▸ **TASK OBJECTIVE**
Make an exact copy of the data below, leaving out every picture.

▸ **ENTRIES PROVIDED**
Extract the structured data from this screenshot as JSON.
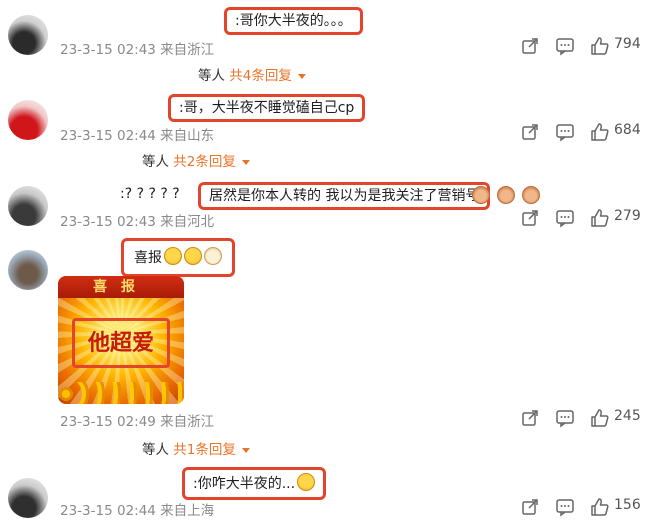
{
  "comments": [
    {
      "text": ":哥你大半夜的。。。",
      "meta": "23-3-15 02:43 来自浙江",
      "likes": "794",
      "replies_prefix": "等人",
      "replies_link": "共4条回复"
    },
    {
      "text": ":哥，大半夜不睡觉磕自己cp",
      "meta": "23-3-15 02:44 来自山东",
      "likes": "684",
      "replies_prefix": "等人",
      "replies_link": "共2条回复"
    },
    {
      "prefix": ":? ? ? ? ?",
      "text": "居然是你本人转的 我以为是我关注了营销号",
      "meta": "23-3-15 02:43 来自河北",
      "likes": "279"
    },
    {
      "text": "喜报",
      "meta": "23-3-15 02:49 来自浙江",
      "likes": "245",
      "replies_prefix": "等人",
      "replies_link": "共1条回复",
      "poster": {
        "banner": "喜报",
        "word": "他超爱"
      }
    },
    {
      "text": ":你咋大半夜的...",
      "meta": "23-3-15 02:44 来自上海",
      "likes": "156"
    }
  ],
  "icons": [
    "share-icon",
    "comment-icon",
    "like-icon"
  ],
  "colors": {
    "highlight": "#e2452b",
    "reply_link": "#e8742a",
    "meta_text": "#8a8a8a"
  }
}
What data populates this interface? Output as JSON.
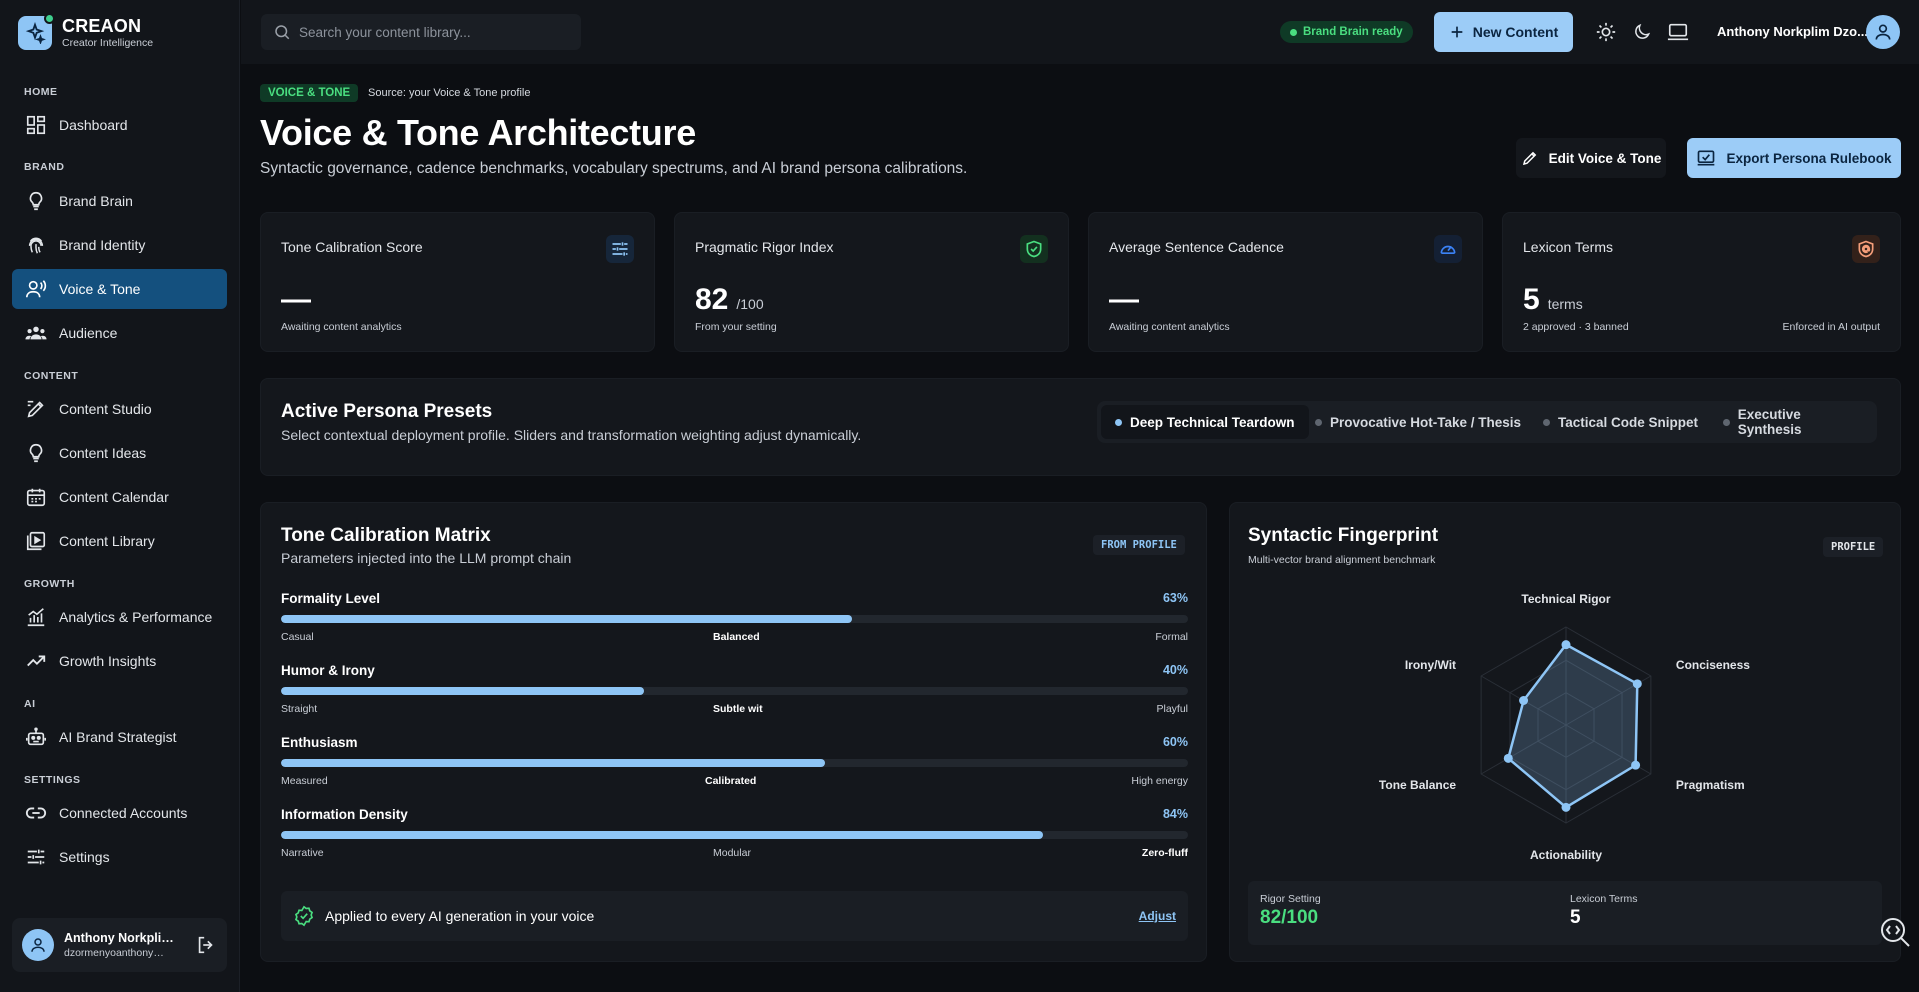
{
  "brand": {
    "name": "CREAON",
    "tagline": "Creator Intelligence"
  },
  "sidebar": {
    "sections": [
      {
        "label": "HOME",
        "items": [
          {
            "label": "Dashboard",
            "icon": "dashboard-icon"
          }
        ]
      },
      {
        "label": "BRAND",
        "items": [
          {
            "label": "Brand Brain",
            "icon": "bulb-icon"
          },
          {
            "label": "Brand Identity",
            "icon": "fingerprint-icon"
          },
          {
            "label": "Voice & Tone",
            "icon": "voice-icon",
            "active": true
          },
          {
            "label": "Audience",
            "icon": "audience-icon"
          }
        ]
      },
      {
        "label": "CONTENT",
        "items": [
          {
            "label": "Content Studio",
            "icon": "pen-icon"
          },
          {
            "label": "Content Ideas",
            "icon": "bulb-icon"
          },
          {
            "label": "Content Calendar",
            "icon": "calendar-icon"
          },
          {
            "label": "Content Library",
            "icon": "library-icon"
          }
        ]
      },
      {
        "label": "GROWTH",
        "items": [
          {
            "label": "Analytics & Performance",
            "icon": "analytics-icon"
          },
          {
            "label": "Growth Insights",
            "icon": "trending-icon"
          }
        ]
      },
      {
        "label": "AI",
        "items": [
          {
            "label": "AI Brand Strategist",
            "icon": "robot-icon"
          }
        ]
      },
      {
        "label": "SETTINGS",
        "items": [
          {
            "label": "Connected Accounts",
            "icon": "link-icon"
          },
          {
            "label": "Settings",
            "icon": "sliders-icon"
          }
        ]
      }
    ],
    "user": {
      "name": "Anthony Norkplim Dzormenyo",
      "email": "dzormenyoanthony@gmail.com"
    }
  },
  "topbar": {
    "search_placeholder": "Search your content library...",
    "status": "Brand Brain ready",
    "new_content": "New Content",
    "user_name": "Anthony Norkplim Dzo..."
  },
  "header": {
    "chip": "VOICE & TONE",
    "source": "Source: your Voice & Tone profile",
    "title": "Voice & Tone Architecture",
    "subtitle": "Syntactic governance, cadence benchmarks, vocabulary spectrums, and AI brand persona calibrations.",
    "edit_label": "Edit Voice & Tone",
    "export_label": "Export Persona Rulebook"
  },
  "stats": [
    {
      "label": "Tone Calibration Score",
      "value": "—",
      "unit": "",
      "foot": "Awaiting content analytics",
      "foot_right": "",
      "icon": "sliders-icon",
      "color": "#8ec5f5"
    },
    {
      "label": "Pragmatic Rigor Index",
      "value": "82",
      "unit": "/100",
      "foot": "From your setting",
      "foot_right": "",
      "icon": "shield-check-icon",
      "color": "#4ade80"
    },
    {
      "label": "Average Sentence Cadence",
      "value": "—",
      "unit": "",
      "foot": "Awaiting content analytics",
      "foot_right": "",
      "icon": "speedometer-icon",
      "color": "#3b82f6"
    },
    {
      "label": "Lexicon Terms",
      "value": "5",
      "unit": "terms",
      "foot": "2 approved · 3 banned",
      "foot_right": "Enforced in AI output",
      "icon": "shield-at-icon",
      "color": "#f59e7a"
    }
  ],
  "presets": {
    "title": "Active Persona Presets",
    "subtitle": "Select contextual deployment profile. Sliders and transformation weighting adjust dynamically.",
    "tabs": [
      {
        "label": "Deep Technical Teardown",
        "active": true
      },
      {
        "label": "Provocative Hot-Take / Thesis"
      },
      {
        "label": "Tactical Code Snippet"
      },
      {
        "label": "Executive Synthesis"
      }
    ]
  },
  "matrix": {
    "title": "Tone Calibration Matrix",
    "subtitle": "Parameters injected into the LLM prompt chain",
    "badge": "FROM PROFILE",
    "sliders": [
      {
        "name": "Formality Level",
        "pct_label": "63%",
        "value": 63,
        "low": "Casual",
        "mid": "Balanced",
        "high": "Formal",
        "bold": "mid"
      },
      {
        "name": "Humor & Irony",
        "pct_label": "40%",
        "value": 40,
        "low": "Straight",
        "mid": "Subtle wit",
        "high": "Playful",
        "bold": "mid"
      },
      {
        "name": "Enthusiasm",
        "pct_label": "60%",
        "value": 60,
        "low": "Measured",
        "mid": "Calibrated",
        "high": "High energy",
        "bold": "mid"
      },
      {
        "name": "Information Density",
        "pct_label": "84%",
        "value": 84,
        "low": "Narrative",
        "mid": "Modular",
        "high": "Zero-fluff",
        "bold": "high"
      }
    ],
    "applied_text": "Applied to every AI generation in your voice",
    "adjust_label": "Adjust"
  },
  "fingerprint": {
    "title": "Syntactic Fingerprint",
    "subtitle": "Multi-vector brand alignment benchmark",
    "badge": "PROFILE",
    "axes": [
      {
        "label": "Technical Rigor",
        "value": 0.82
      },
      {
        "label": "Conciseness",
        "value": 0.84
      },
      {
        "label": "Pragmatism",
        "value": 0.82
      },
      {
        "label": "Actionability",
        "value": 0.84
      },
      {
        "label": "Tone Balance",
        "value": 0.68
      },
      {
        "label": "Irony/Wit",
        "value": 0.5
      }
    ],
    "metrics": [
      {
        "label": "Rigor Setting",
        "value": "82/100",
        "color": "#4ade80"
      },
      {
        "label": "Lexicon Terms",
        "value": "5",
        "color": "#ffffff"
      }
    ]
  }
}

▸ **RESPONSE FOR THIS EXERCISE**
Extract the structured data from this screenshot as JSON.
{
  "comments": [
    {
      "text": ":哥你大半夜的。。。",
      "meta": "23-3-15 02:43 来自浙江",
      "likes": "794",
      "replies_prefix": "等人",
      "replies_link": "共4条回复"
    },
    {
      "text": ":哥，大半夜不睡觉磕自己cp",
      "meta": "23-3-15 02:44 来自山东",
      "likes": "684",
      "replies_prefix": "等人",
      "replies_link": "共2条回复"
    },
    {
      "prefix": ":? ? ? ? ?",
      "text": "居然是你本人转的 我以为是我关注了营销号",
      "meta": "23-3-15 02:43 来自河北",
      "likes": "279"
    },
    {
      "text": "喜报",
      "meta": "23-3-15 02:49 来自浙江",
      "likes": "245",
      "replies_prefix": "等人",
      "replies_link": "共1条回复",
      "poster": {
        "banner": "喜报",
        "word": "他超爱"
      }
    },
    {
      "text": ":你咋大半夜的...",
      "meta": "23-3-15 02:44 来自上海",
      "likes": "156"
    }
  ],
  "icons": [
    "share-icon",
    "comment-icon",
    "like-icon"
  ],
  "colors": {
    "highlight": "#e2452b",
    "reply_link": "#e8742a",
    "meta_text": "#8a8a8a"
  }
}
What data populates this interface? Output as JSON.
{
  "brand": {
    "name": "CREAON",
    "tagline": "Creator Intelligence"
  },
  "sidebar": {
    "sections": [
      {
        "label": "HOME",
        "items": [
          {
            "label": "Dashboard",
            "icon": "dashboard-icon"
          }
        ]
      },
      {
        "label": "BRAND",
        "items": [
          {
            "label": "Brand Brain",
            "icon": "bulb-icon"
          },
          {
            "label": "Brand Identity",
            "icon": "fingerprint-icon"
          },
          {
            "label": "Voice & Tone",
            "icon": "voice-icon",
            "active": true
          },
          {
            "label": "Audience",
            "icon": "audience-icon"
          }
        ]
      },
      {
        "label": "CONTENT",
        "items": [
          {
            "label": "Content Studio",
            "icon": "pen-icon"
          },
          {
            "label": "Content Ideas",
            "icon": "bulb-icon"
          },
          {
            "label": "Content Calendar",
            "icon": "calendar-icon"
          },
          {
            "label": "Content Library",
            "icon": "library-icon"
          }
        ]
      },
      {
        "label": "GROWTH",
        "items": [
          {
            "label": "Analytics & Performance",
            "icon": "analytics-icon"
          },
          {
            "label": "Growth Insights",
            "icon": "trending-icon"
          }
        ]
      },
      {
        "label": "AI",
        "items": [
          {
            "label": "AI Brand Strategist",
            "icon": "robot-icon"
          }
        ]
      },
      {
        "label": "SETTINGS",
        "items": [
          {
            "label": "Connected Accounts",
            "icon": "link-icon"
          },
          {
            "label": "Settings",
            "icon": "sliders-icon"
          }
        ]
      }
    ],
    "user": {
      "name": "Anthony Norkplim Dzormenyo",
      "email": "dzormenyoanthony@gmail.com"
    }
  },
  "topbar": {
    "search_placeholder": "Search your content library...",
    "status": "Brand Brain ready",
    "new_content": "New Content",
    "user_name": "Anthony Norkplim Dzo..."
  },
  "header": {
    "chip": "VOICE & TONE",
    "source": "Source: your Voice & Tone profile",
    "title": "Voice & Tone Architecture",
    "subtitle": "Syntactic governance, cadence benchmarks, vocabulary spectrums, and AI brand persona calibrations.",
    "edit_label": "Edit Voice & Tone",
    "export_label": "Export Persona Rulebook"
  },
  "stats": [
    {
      "label": "Tone Calibration Score",
      "value": "—",
      "unit": "",
      "foot": "Awaiting content analytics",
      "foot_right": "",
      "icon": "sliders-icon",
      "color": "#8ec5f5"
    },
    {
      "label": "Pragmatic Rigor Index",
      "value": "82",
      "unit": "/100",
      "foot": "From your setting",
      "foot_right": "",
      "icon": "shield-check-icon",
      "color": "#4ade80"
    },
    {
      "label": "Average Sentence Cadence",
      "value": "—",
      "unit": "",
      "foot": "Awaiting content analytics",
      "foot_right": "",
      "icon": "speedometer-icon",
      "color": "#3b82f6"
    },
    {
      "label": "Lexicon Terms",
      "value": "5",
      "unit": "terms",
      "foot": "2 approved · 3 banned",
      "foot_right": "Enforced in AI output",
      "icon": "shield-at-icon",
      "color": "#f59e7a"
    }
  ],
  "presets": {
    "title": "Active Persona Presets",
    "subtitle": "Select contextual deployment profile. Sliders and transformation weighting adjust dynamically.",
    "tabs": [
      {
        "label": "Deep Technical Teardown",
        "active": true
      },
      {
        "label": "Provocative Hot-Take / Thesis"
      },
      {
        "label": "Tactical Code Snippet"
      },
      {
        "label": "Executive Synthesis"
      }
    ]
  },
  "matrix": {
    "title": "Tone Calibration Matrix",
    "subtitle": "Parameters injected into the LLM prompt chain",
    "badge": "FROM PROFILE",
    "sliders": [
      {
        "name": "Formality Level",
        "pct_label": "63%",
        "value": 63,
        "low": "Casual",
        "mid": "Balanced",
        "high": "Formal",
        "bold": "mid"
      },
      {
        "name": "Humor & Irony",
        "pct_label": "40%",
        "value": 40,
        "low": "Straight",
        "mid": "Subtle wit",
        "high": "Playful",
        "bold": "mid"
      },
      {
        "name": "Enthusiasm",
        "pct_label": "60%",
        "value": 60,
        "low": "Measured",
        "mid": "Calibrated",
        "high": "High energy",
        "bold": "mid"
      },
      {
        "name": "Information Density",
        "pct_label": "84%",
        "value": 84,
        "low": "Narrative",
        "mid": "Modular",
        "high": "Zero-fluff",
        "bold": "high"
      }
    ],
    "applied_text": "Applied to every AI generation in your voice",
    "adjust_label": "Adjust"
  },
  "fingerprint": {
    "title": "Syntactic Fingerprint",
    "subtitle": "Multi-vector brand alignment benchmark",
    "badge": "PROFILE",
    "axes": [
      {
        "label": "Technical Rigor",
        "value": 0.82
      },
      {
        "label": "Conciseness",
        "value": 0.84
      },
      {
        "label": "Pragmatism",
        "value": 0.82
      },
      {
        "label": "Actionability",
        "value": 0.84
      },
      {
        "label": "Tone Balance",
        "value": 0.68
      },
      {
        "label": "Irony/Wit",
        "value": 0.5
      }
    ],
    "metrics": [
      {
        "label": "Rigor Setting",
        "value": "82/100",
        "color": "#4ade80"
      },
      {
        "label": "Lexicon Terms",
        "value": "5",
        "color": "#ffffff"
      }
    ]
  }
}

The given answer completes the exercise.